§ Exercise directions
Return the lines that run from the line containing "Extract all readable text from this page." through the end of the entries, both ends included. Leave out all pictures.
>> Begin Source material
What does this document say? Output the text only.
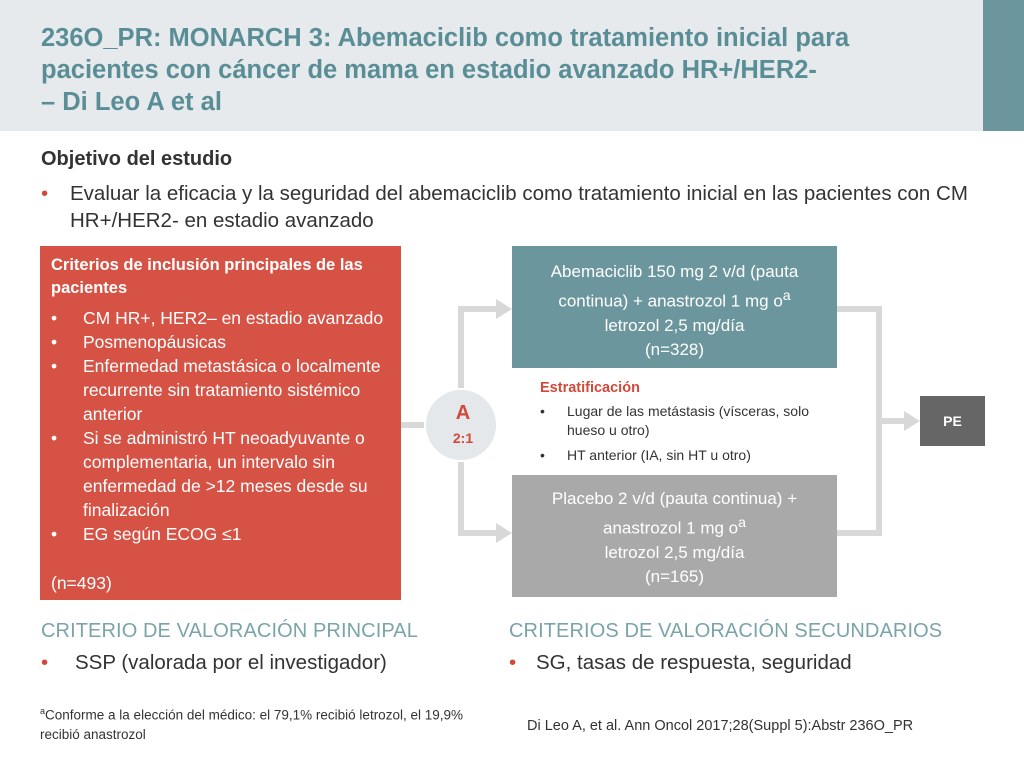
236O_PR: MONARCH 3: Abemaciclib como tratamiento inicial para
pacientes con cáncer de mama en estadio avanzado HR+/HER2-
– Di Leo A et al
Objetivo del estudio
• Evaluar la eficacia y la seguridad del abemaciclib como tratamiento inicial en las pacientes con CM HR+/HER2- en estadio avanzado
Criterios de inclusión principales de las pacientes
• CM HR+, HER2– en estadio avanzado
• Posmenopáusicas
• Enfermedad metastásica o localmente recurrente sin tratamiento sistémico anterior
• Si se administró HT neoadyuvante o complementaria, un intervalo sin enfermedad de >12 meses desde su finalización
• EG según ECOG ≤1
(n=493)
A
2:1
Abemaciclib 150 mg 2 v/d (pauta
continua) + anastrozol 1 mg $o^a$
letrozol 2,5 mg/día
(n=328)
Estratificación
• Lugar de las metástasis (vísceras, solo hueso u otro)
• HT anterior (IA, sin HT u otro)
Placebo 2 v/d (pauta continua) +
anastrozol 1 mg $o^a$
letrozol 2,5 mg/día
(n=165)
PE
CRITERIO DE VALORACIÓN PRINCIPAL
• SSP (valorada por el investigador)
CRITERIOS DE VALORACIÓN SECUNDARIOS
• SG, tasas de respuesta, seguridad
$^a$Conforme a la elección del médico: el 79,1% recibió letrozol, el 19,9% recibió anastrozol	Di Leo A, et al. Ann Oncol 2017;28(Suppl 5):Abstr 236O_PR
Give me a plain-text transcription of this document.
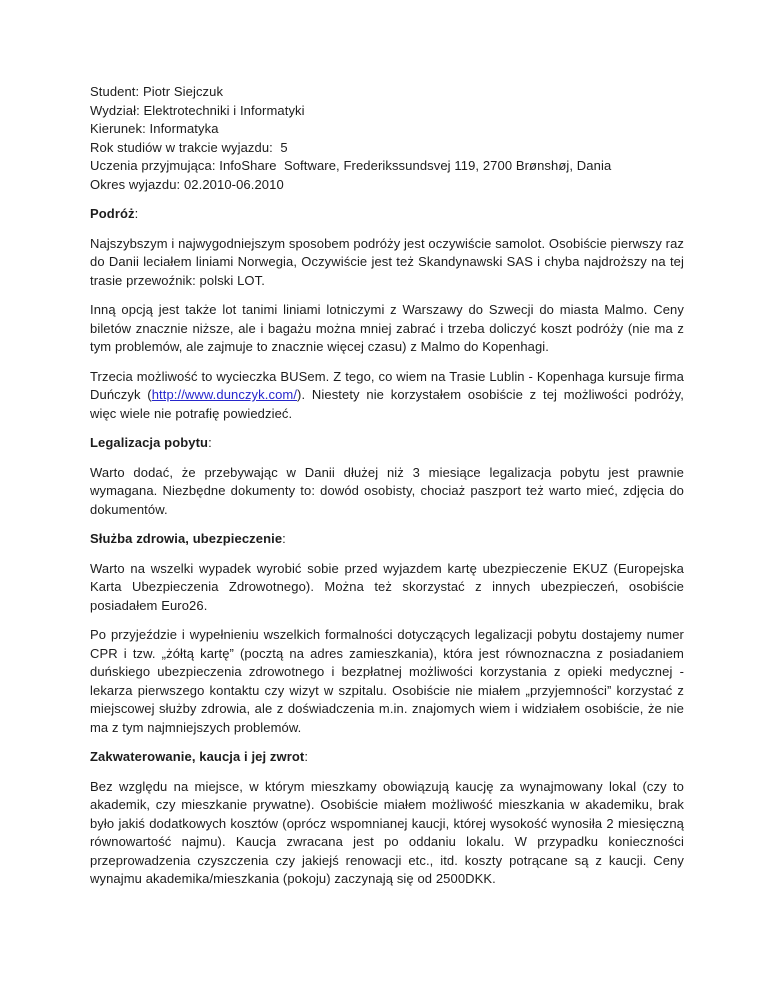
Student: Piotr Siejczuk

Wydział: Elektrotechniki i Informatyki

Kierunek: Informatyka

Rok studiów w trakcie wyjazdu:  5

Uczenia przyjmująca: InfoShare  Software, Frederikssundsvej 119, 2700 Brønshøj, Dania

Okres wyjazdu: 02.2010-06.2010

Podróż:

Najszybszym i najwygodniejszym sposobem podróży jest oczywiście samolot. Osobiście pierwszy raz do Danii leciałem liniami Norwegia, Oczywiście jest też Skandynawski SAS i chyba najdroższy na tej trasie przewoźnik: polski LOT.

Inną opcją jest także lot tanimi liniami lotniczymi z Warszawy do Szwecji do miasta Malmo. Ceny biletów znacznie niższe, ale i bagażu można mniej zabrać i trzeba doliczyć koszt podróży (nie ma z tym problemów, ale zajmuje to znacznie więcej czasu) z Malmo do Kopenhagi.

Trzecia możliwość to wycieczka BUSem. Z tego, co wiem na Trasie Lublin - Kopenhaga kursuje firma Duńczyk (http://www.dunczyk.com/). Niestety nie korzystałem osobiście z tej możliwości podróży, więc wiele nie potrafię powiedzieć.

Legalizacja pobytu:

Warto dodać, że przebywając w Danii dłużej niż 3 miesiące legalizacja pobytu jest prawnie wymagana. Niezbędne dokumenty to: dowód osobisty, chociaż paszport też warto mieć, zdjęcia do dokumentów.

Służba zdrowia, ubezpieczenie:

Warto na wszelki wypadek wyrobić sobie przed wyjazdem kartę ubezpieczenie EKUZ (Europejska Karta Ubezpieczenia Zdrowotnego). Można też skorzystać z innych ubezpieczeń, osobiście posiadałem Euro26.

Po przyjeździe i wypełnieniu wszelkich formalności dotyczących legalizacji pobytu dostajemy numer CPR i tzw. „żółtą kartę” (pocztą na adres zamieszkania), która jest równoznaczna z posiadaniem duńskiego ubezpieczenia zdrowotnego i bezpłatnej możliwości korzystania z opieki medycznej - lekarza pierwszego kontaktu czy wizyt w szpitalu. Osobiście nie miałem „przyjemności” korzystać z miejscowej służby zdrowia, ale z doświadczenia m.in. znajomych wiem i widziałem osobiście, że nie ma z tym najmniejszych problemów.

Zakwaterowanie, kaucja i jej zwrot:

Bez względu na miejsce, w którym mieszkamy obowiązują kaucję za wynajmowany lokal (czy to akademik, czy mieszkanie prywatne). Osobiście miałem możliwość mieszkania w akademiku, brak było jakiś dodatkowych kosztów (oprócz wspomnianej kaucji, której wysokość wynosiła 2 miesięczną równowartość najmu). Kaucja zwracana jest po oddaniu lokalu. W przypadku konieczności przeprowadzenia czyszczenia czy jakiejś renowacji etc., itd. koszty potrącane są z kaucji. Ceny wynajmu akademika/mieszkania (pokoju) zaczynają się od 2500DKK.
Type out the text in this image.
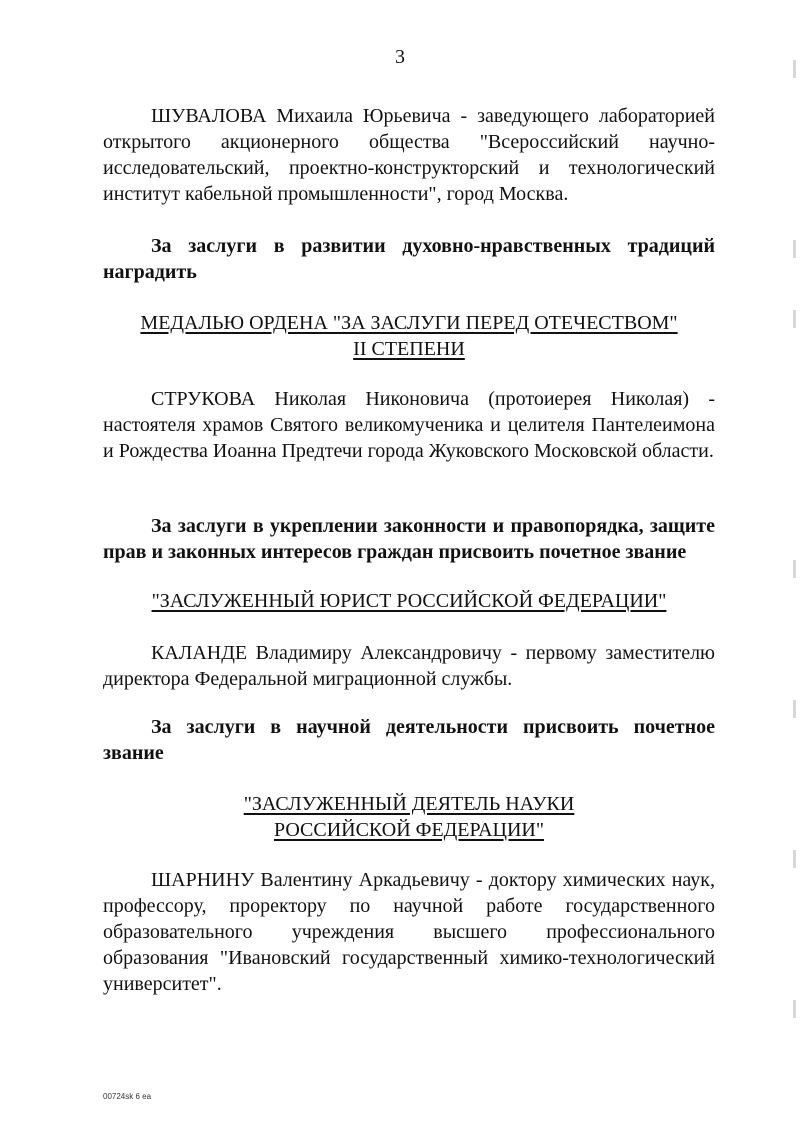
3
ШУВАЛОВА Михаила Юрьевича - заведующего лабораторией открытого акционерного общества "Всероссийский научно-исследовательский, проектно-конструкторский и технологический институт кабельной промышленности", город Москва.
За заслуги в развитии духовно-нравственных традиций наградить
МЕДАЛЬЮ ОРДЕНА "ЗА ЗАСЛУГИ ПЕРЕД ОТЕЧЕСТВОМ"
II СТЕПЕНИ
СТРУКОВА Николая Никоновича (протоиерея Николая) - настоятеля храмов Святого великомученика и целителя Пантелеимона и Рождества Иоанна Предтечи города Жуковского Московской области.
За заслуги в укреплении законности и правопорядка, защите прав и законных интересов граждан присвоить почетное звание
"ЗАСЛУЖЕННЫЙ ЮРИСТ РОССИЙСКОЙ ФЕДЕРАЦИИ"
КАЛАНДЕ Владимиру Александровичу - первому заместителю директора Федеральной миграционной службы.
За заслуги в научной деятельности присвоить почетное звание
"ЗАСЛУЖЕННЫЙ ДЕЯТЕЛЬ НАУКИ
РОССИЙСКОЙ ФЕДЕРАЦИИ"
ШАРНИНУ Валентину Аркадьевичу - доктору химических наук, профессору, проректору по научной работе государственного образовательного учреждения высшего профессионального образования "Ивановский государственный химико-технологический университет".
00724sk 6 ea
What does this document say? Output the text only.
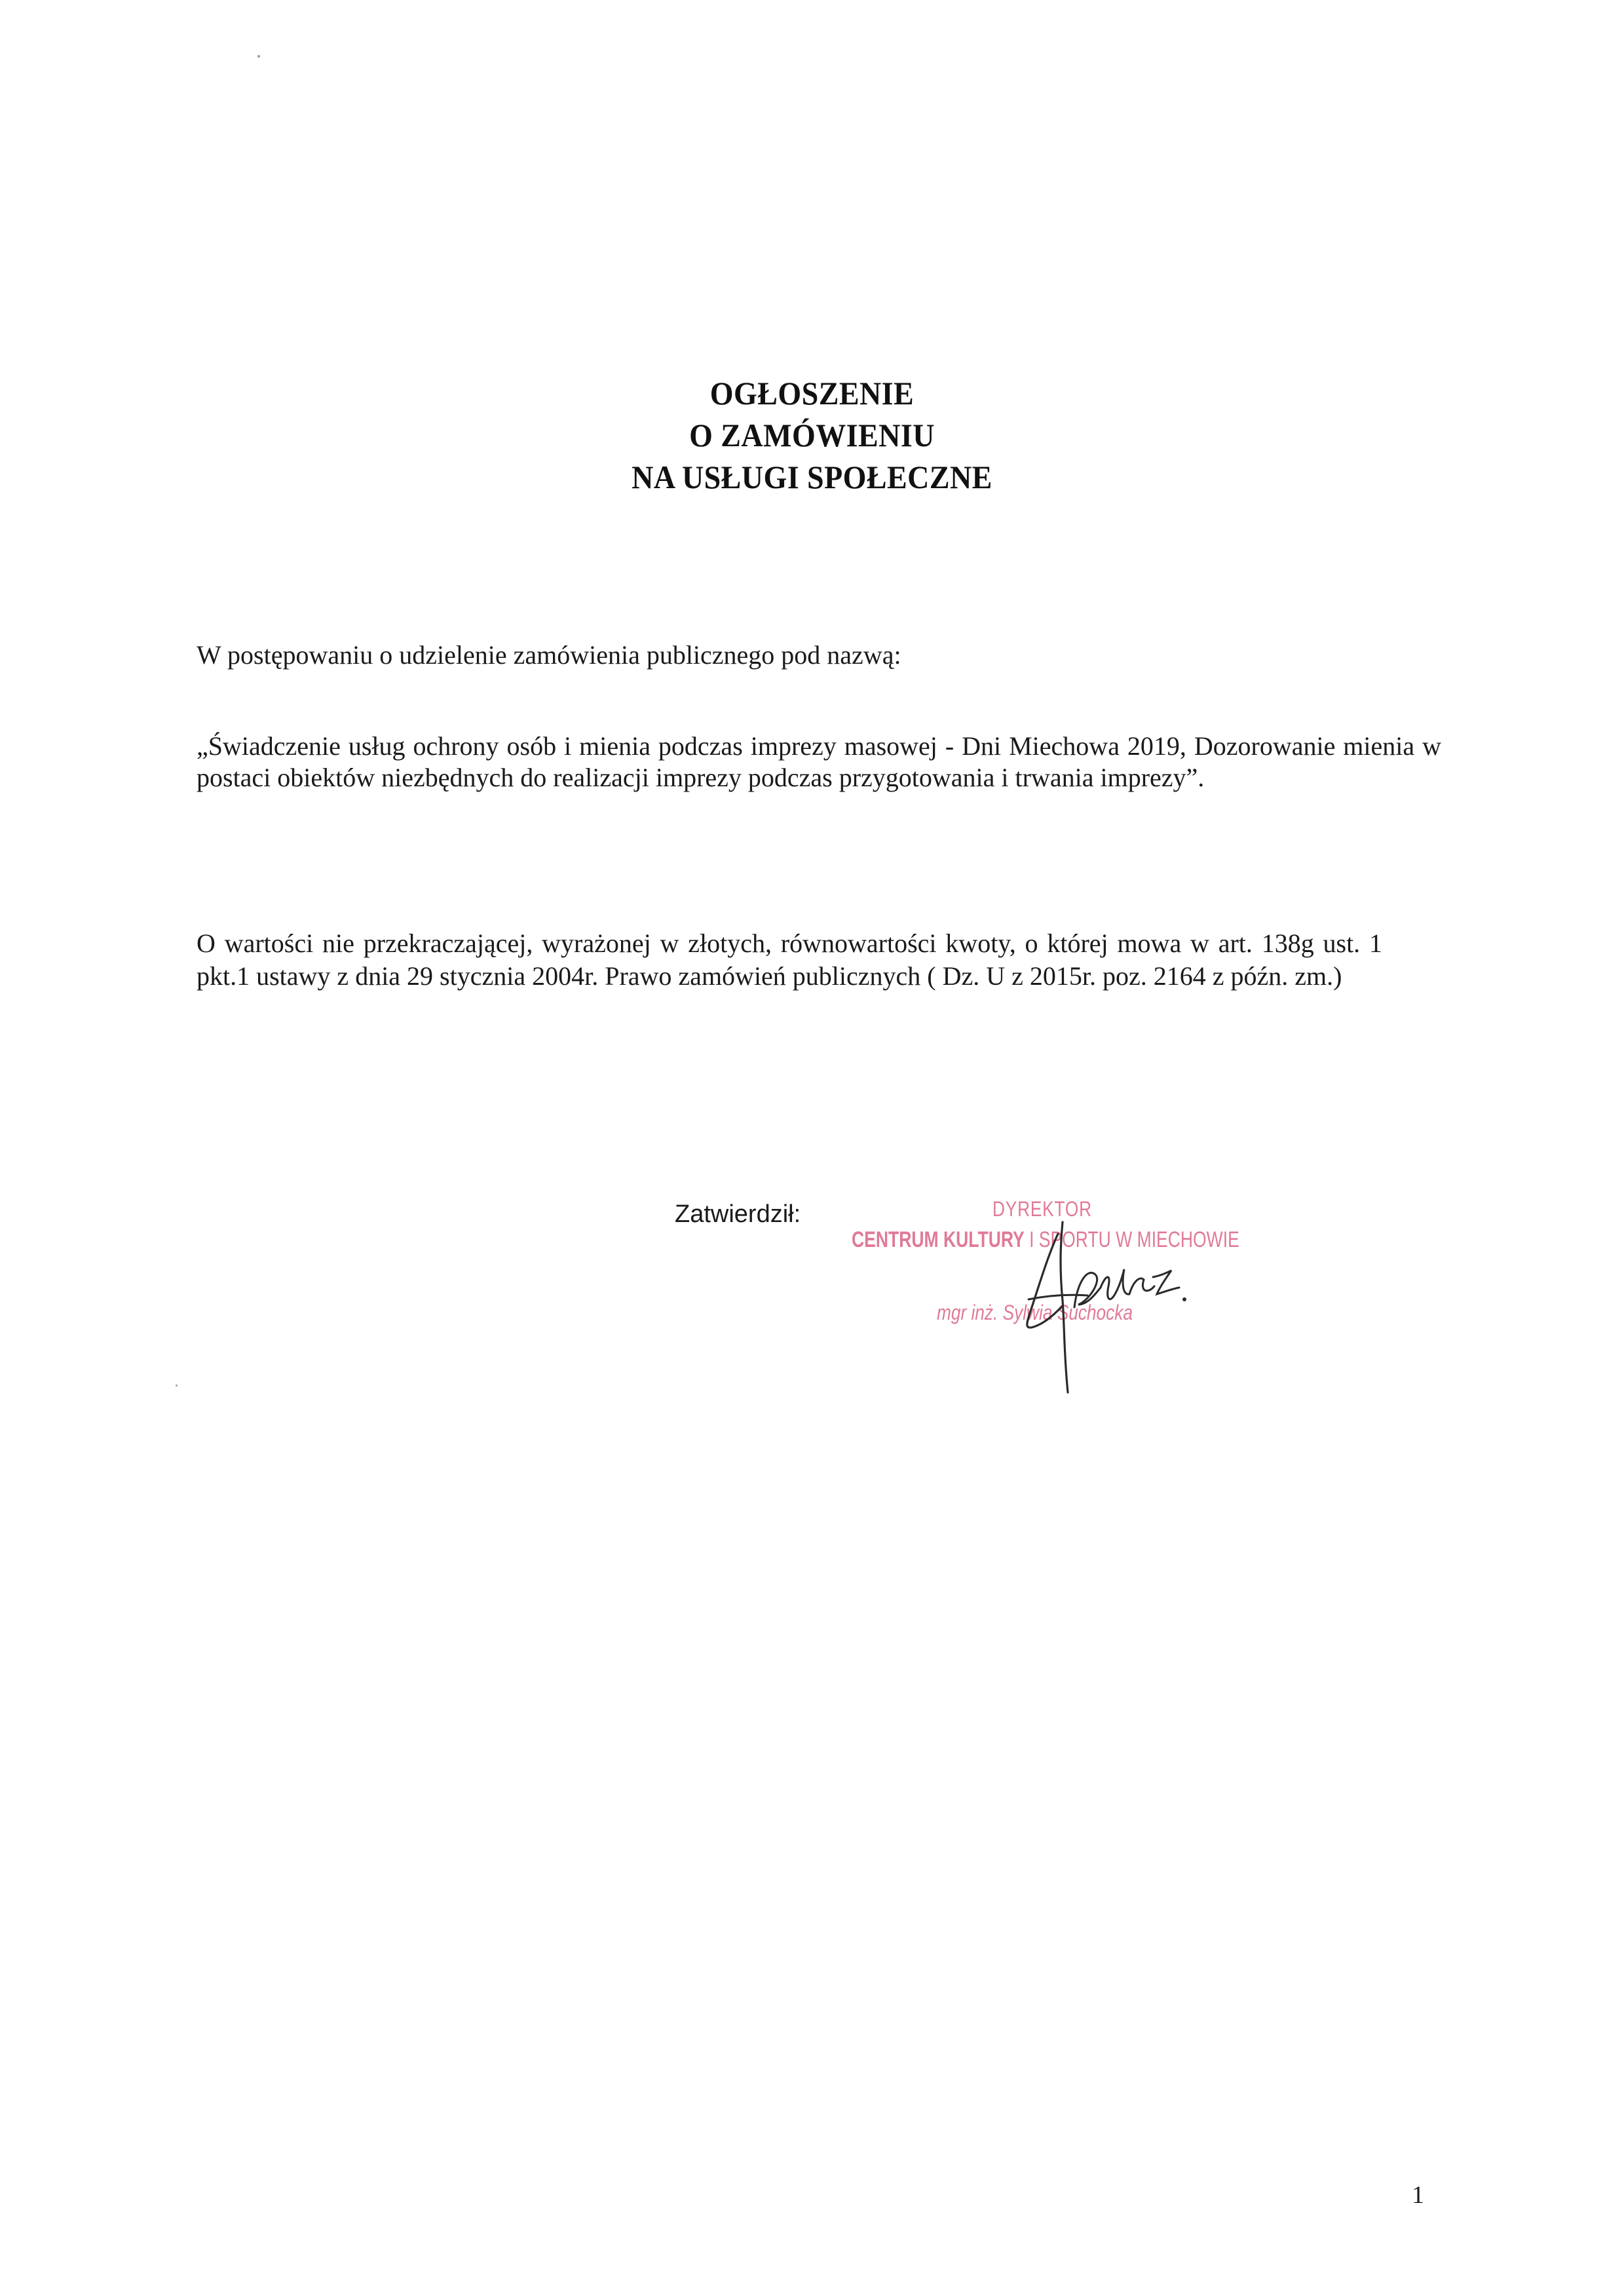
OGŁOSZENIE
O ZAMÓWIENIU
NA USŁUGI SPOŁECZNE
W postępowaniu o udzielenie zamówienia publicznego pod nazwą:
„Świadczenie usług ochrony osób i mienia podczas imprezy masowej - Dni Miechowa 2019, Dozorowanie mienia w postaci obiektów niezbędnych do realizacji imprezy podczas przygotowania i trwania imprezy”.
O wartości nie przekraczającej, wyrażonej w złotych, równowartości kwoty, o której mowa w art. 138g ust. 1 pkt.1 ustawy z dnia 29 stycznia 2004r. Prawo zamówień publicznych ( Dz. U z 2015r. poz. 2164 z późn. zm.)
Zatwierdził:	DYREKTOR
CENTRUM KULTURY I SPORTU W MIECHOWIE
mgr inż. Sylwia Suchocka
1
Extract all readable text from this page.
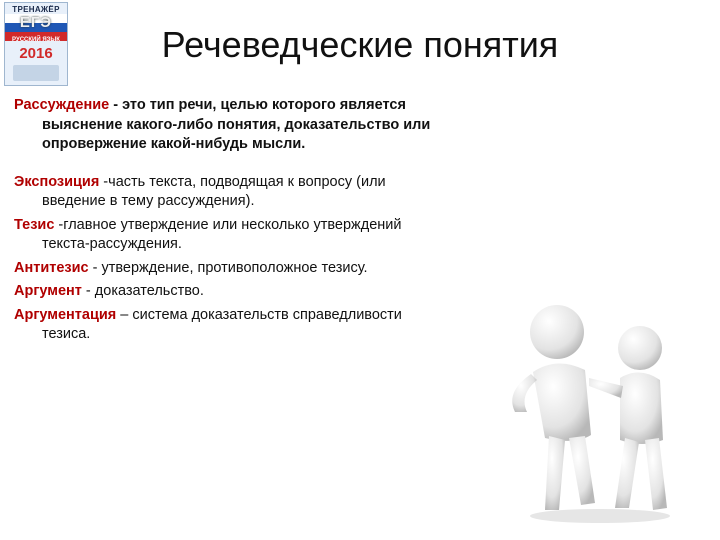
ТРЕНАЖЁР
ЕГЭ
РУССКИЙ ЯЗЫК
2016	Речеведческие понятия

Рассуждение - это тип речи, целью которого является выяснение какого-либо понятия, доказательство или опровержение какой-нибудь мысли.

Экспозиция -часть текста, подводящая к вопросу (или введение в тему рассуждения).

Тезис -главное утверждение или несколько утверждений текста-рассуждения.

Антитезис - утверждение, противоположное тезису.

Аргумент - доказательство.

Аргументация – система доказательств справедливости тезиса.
>> End Source material
§ Answer to this problem
Extract all readable text from this page.
ТРЕНАЖЁР
ЕГЭ
РУССКИЙ ЯЗЫК
2016	Речеведческие понятия

Рассуждение - это тип речи, целью которого является выяснение какого-либо понятия, доказательство или опровержение какой-нибудь мысли.

Экспозиция -часть текста, подводящая к вопросу (или введение в тему рассуждения).

Тезис -главное утверждение или несколько утверждений текста-рассуждения.

Антитезис - утверждение, противоположное тезису.

Аргумент - доказательство.

Аргументация – система доказательств справедливости тезиса.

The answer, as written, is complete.